**** RECORD EXTRACTS
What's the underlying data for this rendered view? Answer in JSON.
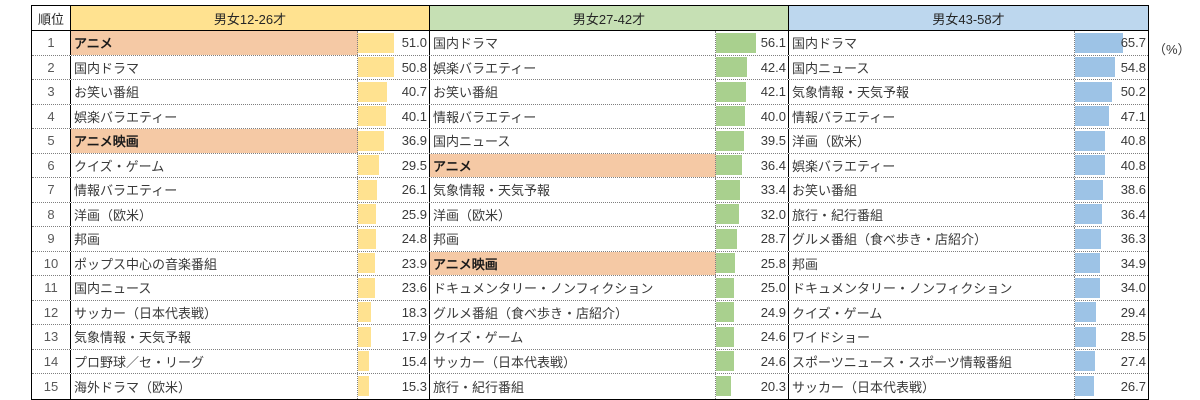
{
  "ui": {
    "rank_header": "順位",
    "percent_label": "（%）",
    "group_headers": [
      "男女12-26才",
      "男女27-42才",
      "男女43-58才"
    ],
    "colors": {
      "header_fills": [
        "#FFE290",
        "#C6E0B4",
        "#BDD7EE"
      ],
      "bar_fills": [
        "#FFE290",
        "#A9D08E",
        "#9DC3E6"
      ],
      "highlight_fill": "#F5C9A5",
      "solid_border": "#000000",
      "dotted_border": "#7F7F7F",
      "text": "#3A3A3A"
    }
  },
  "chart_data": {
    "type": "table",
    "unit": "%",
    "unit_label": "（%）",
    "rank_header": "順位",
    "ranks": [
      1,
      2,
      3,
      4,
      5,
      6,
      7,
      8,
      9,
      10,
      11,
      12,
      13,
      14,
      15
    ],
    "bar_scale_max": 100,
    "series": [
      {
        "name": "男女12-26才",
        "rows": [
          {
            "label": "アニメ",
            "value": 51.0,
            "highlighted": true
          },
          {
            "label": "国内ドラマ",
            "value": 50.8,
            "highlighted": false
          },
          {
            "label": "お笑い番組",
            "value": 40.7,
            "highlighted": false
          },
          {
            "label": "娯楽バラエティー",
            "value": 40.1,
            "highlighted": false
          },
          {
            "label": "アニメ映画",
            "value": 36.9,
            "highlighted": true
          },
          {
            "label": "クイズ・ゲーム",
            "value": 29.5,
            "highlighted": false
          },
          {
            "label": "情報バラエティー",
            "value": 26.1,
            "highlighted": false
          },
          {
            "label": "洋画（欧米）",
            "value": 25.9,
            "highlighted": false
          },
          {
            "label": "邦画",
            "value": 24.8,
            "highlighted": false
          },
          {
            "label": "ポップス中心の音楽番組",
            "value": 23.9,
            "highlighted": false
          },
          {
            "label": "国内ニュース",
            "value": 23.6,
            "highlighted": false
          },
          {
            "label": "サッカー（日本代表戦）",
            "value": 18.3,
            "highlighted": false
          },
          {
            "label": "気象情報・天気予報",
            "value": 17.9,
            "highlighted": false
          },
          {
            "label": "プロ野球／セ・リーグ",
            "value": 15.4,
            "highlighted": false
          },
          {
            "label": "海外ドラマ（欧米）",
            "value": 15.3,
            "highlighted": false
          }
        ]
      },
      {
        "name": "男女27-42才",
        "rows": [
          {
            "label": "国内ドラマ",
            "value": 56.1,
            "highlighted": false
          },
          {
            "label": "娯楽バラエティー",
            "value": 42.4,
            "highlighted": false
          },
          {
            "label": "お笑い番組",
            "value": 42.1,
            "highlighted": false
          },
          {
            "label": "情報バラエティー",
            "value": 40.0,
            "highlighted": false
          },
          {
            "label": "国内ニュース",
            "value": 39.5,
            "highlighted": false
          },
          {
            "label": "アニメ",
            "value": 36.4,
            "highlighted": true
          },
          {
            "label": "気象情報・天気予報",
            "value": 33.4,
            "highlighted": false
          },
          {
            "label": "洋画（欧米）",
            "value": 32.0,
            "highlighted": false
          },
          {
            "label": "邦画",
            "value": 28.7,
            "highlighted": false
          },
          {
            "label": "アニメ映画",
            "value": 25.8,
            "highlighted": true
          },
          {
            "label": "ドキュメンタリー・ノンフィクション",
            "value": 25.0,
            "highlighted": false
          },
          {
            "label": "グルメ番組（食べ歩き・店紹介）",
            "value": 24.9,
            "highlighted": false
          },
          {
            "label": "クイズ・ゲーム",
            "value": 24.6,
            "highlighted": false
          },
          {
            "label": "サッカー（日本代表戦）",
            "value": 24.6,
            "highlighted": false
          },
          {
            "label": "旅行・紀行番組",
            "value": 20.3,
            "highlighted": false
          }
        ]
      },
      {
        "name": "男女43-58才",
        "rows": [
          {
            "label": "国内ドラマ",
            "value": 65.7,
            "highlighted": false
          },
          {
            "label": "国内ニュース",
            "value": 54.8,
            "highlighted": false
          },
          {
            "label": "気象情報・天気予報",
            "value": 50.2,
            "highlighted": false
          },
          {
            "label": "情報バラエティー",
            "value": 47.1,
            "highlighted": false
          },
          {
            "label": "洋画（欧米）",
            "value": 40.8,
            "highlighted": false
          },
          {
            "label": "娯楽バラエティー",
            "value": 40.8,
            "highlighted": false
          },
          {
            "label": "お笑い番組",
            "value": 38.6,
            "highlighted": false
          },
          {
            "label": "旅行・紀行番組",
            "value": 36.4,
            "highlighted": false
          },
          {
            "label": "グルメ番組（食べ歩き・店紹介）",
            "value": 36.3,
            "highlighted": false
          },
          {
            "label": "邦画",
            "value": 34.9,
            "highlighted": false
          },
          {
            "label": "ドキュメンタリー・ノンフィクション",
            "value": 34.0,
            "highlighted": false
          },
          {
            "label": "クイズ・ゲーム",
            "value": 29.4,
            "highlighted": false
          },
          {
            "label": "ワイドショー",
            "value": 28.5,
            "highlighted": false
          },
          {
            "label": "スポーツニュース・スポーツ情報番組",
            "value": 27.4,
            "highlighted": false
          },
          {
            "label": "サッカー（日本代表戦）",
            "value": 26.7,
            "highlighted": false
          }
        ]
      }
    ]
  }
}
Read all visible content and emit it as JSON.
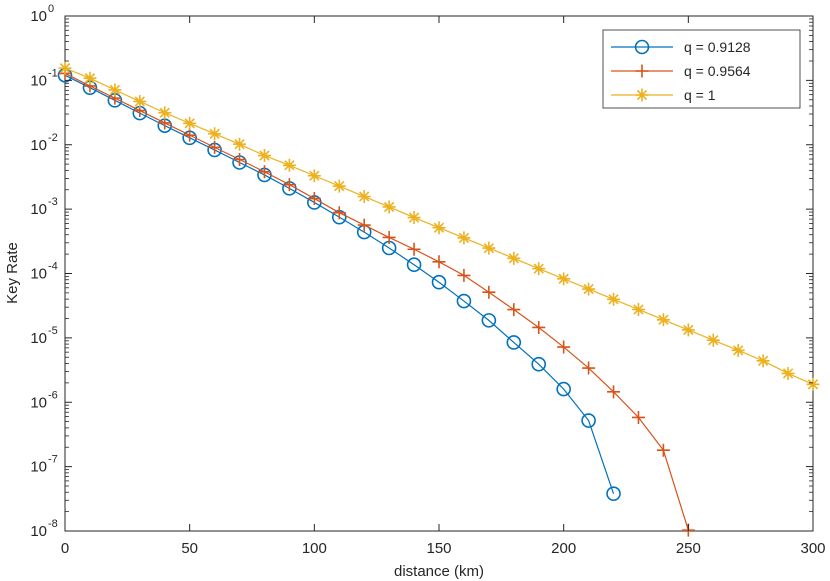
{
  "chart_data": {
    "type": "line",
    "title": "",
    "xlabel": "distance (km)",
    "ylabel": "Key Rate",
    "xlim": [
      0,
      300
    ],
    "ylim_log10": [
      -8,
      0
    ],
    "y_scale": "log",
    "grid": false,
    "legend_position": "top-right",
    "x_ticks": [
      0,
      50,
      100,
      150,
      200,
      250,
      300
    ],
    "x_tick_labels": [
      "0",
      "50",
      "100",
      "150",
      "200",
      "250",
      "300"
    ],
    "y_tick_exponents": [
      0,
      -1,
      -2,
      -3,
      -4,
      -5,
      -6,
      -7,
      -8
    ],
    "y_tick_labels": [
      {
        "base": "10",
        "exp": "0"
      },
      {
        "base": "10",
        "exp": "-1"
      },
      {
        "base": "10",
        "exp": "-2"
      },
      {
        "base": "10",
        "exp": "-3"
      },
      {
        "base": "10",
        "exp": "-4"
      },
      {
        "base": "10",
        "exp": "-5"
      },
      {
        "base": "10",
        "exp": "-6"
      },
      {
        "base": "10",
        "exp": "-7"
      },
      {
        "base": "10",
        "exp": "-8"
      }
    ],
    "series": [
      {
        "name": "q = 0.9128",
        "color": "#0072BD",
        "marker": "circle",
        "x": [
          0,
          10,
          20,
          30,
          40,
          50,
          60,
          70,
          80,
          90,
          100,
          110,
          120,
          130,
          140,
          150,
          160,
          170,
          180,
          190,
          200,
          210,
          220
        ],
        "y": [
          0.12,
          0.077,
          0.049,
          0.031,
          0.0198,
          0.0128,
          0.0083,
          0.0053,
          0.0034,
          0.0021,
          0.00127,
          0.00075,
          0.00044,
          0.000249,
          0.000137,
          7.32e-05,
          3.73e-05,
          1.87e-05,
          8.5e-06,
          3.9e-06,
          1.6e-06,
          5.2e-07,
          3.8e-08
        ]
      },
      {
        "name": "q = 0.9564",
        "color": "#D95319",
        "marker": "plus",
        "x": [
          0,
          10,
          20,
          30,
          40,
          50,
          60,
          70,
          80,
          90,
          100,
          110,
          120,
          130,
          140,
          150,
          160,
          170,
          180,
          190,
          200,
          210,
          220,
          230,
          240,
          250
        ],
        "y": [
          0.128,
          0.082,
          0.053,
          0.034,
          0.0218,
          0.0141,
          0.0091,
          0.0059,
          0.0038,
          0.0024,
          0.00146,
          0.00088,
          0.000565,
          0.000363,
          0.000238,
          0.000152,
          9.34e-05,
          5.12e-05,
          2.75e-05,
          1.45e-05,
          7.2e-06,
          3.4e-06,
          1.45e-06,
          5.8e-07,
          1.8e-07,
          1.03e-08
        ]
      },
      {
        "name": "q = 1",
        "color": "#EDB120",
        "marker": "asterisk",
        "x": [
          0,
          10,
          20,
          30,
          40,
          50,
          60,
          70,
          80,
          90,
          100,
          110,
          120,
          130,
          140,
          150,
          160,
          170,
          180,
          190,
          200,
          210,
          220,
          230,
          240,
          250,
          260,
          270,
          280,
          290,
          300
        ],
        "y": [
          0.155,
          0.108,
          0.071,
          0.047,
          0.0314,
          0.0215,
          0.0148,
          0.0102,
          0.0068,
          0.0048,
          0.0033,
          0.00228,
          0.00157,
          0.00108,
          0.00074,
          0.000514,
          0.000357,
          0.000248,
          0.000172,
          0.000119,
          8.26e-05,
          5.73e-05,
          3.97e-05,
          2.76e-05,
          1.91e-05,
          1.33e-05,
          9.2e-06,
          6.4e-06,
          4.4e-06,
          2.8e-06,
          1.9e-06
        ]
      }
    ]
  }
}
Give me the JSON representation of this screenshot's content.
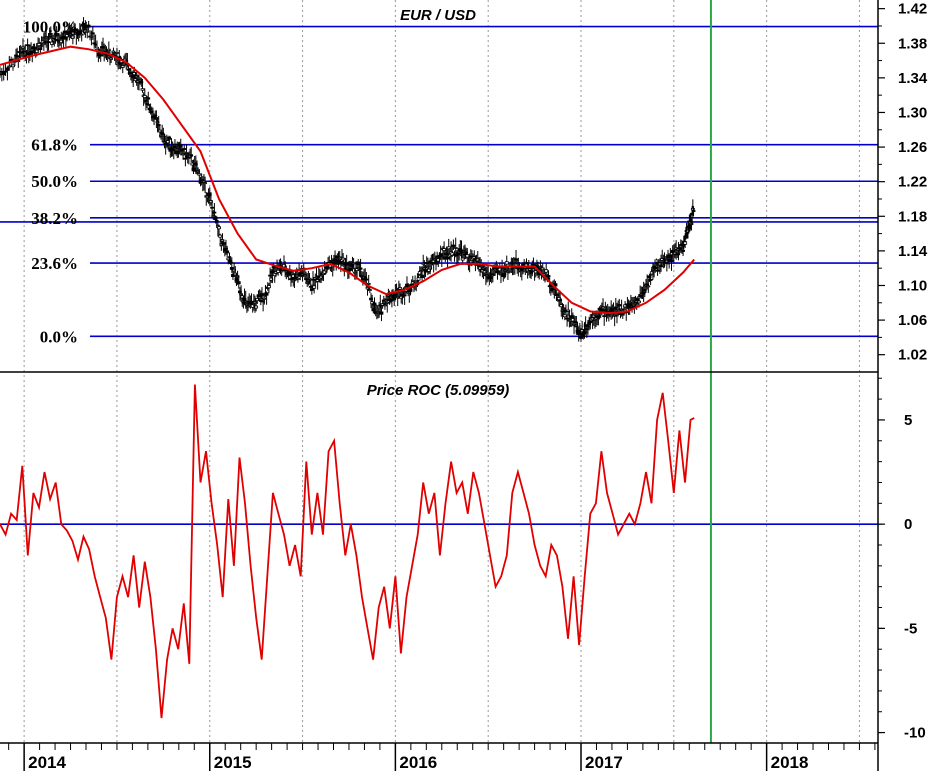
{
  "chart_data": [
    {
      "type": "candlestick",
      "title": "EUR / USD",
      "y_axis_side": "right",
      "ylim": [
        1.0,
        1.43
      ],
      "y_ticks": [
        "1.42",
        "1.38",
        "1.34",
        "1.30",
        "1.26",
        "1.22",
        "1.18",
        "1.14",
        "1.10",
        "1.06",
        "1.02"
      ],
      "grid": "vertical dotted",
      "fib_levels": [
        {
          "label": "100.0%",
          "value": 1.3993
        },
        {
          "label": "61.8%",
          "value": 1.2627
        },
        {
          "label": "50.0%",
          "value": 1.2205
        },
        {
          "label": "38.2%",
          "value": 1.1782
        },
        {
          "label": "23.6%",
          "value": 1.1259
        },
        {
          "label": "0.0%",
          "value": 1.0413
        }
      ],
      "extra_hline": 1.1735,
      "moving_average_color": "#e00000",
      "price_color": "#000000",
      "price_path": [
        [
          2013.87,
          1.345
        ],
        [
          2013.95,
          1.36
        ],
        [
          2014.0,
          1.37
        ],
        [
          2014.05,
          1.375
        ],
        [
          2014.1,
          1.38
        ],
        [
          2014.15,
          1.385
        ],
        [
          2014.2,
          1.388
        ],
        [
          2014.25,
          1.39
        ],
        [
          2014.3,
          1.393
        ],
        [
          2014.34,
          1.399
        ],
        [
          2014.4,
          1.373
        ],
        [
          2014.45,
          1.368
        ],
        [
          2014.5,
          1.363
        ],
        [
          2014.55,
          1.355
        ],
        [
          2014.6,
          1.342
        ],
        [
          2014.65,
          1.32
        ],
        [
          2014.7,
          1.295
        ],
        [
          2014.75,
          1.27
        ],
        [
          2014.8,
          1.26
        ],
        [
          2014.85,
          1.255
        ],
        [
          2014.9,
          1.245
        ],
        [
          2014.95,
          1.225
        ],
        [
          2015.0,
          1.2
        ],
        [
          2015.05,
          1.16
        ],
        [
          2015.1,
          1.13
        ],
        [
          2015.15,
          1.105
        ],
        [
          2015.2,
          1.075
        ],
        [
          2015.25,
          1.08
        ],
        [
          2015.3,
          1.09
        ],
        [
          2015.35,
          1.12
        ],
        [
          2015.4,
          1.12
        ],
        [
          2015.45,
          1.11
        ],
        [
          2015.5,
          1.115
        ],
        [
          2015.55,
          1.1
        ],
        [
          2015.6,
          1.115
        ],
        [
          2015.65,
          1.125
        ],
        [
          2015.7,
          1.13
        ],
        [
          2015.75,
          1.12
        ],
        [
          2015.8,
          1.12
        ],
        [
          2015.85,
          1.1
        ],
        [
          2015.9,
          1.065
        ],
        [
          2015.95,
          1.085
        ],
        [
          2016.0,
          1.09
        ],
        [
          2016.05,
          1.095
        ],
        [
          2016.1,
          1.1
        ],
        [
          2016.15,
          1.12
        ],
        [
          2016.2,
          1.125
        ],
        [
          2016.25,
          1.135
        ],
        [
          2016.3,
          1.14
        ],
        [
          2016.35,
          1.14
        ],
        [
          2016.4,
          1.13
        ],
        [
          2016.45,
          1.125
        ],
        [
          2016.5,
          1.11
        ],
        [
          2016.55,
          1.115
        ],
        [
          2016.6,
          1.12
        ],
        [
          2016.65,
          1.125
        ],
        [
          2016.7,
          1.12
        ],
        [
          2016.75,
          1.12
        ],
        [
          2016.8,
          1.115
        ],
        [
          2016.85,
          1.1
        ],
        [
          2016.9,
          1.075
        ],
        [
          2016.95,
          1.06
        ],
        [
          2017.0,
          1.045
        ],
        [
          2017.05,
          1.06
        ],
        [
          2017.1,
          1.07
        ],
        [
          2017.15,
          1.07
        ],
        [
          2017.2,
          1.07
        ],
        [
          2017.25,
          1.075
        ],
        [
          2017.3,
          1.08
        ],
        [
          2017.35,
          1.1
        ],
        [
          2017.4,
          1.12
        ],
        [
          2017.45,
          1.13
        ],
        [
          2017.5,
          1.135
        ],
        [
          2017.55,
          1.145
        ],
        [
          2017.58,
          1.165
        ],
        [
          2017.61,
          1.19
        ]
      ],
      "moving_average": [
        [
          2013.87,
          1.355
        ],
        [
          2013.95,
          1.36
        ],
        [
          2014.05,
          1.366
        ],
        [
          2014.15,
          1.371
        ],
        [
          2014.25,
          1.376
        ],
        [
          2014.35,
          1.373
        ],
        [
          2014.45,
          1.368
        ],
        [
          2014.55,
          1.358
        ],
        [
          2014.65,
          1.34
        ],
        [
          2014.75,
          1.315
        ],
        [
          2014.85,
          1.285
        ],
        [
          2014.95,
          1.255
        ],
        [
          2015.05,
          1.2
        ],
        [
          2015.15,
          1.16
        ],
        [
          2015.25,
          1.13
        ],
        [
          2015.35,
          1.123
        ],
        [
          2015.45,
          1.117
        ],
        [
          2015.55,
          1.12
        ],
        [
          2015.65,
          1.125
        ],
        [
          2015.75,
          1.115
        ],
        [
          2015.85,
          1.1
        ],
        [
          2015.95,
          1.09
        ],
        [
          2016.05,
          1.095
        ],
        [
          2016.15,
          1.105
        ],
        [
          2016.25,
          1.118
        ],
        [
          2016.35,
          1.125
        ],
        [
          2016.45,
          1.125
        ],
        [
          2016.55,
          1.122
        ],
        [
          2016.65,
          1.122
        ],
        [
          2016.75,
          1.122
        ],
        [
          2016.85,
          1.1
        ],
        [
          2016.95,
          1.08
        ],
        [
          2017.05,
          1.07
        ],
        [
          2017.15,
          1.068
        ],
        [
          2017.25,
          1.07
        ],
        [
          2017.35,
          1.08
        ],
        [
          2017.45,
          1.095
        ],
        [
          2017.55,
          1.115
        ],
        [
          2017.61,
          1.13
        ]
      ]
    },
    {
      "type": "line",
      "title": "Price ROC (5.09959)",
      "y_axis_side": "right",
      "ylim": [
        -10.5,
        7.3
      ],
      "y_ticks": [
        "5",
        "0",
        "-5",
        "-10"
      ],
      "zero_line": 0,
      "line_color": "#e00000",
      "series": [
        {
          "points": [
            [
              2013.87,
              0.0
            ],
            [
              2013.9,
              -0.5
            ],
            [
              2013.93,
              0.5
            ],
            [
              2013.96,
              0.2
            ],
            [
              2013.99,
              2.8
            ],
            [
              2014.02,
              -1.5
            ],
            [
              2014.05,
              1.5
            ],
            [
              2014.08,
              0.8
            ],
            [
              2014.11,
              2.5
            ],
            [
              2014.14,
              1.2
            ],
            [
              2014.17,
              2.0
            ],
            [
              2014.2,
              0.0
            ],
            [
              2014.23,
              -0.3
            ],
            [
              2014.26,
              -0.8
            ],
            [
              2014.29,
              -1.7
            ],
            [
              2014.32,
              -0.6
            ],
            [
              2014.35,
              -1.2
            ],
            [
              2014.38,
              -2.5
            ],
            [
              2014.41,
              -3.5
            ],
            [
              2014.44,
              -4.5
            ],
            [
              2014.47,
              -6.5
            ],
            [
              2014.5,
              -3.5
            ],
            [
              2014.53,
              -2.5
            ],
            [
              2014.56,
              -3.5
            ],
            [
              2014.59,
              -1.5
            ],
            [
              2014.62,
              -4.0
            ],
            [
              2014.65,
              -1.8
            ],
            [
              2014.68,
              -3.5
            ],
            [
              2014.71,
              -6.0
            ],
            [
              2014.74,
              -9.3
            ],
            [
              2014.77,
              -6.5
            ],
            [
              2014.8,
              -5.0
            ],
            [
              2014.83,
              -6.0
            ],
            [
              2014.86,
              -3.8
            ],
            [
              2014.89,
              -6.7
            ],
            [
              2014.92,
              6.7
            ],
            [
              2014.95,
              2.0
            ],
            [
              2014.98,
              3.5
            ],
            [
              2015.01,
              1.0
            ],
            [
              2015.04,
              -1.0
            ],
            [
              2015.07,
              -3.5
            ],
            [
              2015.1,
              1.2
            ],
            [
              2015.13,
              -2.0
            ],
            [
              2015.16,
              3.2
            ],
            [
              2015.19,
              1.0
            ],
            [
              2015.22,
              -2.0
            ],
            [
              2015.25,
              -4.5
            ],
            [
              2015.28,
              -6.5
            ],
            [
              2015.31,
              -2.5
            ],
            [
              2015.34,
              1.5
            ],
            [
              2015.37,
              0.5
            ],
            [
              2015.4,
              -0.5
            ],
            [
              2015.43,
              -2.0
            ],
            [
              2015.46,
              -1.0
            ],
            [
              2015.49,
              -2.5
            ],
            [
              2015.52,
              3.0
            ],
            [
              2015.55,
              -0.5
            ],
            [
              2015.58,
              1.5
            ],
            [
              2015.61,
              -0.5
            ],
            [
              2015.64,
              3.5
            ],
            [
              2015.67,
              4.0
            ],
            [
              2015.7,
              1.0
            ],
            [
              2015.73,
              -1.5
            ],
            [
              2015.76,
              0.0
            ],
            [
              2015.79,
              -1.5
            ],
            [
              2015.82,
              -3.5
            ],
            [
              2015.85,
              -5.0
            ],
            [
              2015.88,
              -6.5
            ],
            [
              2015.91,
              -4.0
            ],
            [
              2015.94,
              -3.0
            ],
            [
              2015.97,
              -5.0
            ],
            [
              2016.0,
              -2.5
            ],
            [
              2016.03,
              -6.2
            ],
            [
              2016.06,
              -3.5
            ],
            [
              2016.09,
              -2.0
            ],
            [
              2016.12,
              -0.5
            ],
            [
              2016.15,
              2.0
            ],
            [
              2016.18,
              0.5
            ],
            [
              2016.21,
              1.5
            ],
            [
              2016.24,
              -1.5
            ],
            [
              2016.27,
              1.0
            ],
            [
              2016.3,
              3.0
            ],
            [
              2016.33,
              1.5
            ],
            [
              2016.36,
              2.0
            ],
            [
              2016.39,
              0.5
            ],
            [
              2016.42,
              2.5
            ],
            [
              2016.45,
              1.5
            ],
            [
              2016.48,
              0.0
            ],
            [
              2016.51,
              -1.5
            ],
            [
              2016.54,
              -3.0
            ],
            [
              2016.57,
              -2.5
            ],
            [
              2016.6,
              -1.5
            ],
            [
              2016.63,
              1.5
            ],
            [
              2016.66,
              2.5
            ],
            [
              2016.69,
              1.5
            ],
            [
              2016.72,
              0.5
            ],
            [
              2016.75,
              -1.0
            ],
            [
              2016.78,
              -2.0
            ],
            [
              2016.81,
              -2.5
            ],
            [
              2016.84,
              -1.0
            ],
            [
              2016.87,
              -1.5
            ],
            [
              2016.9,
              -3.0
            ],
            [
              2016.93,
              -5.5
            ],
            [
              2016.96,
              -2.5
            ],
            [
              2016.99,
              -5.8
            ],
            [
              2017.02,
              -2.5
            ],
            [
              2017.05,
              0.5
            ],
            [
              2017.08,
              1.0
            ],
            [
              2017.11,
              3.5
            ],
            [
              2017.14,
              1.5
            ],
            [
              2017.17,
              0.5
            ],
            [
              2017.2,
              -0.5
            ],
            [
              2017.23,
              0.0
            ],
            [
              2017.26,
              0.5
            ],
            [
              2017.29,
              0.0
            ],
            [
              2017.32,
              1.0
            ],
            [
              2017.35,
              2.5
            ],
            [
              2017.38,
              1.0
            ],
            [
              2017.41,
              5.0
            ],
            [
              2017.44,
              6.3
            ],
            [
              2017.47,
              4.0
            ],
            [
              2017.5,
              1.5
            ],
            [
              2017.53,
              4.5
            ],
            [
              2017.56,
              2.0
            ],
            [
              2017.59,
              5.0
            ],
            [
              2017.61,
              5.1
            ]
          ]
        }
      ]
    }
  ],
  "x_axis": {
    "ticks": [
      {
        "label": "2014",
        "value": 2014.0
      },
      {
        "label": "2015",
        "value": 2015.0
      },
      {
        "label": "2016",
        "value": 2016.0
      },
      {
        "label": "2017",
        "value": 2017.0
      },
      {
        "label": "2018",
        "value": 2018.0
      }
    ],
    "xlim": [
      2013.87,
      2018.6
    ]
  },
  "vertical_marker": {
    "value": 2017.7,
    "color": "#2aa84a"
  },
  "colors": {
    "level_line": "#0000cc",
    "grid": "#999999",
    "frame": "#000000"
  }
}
********
__WORK TO DO__.
Your answer should be only the number of lines that hold the word "this".

__REPLY__.
2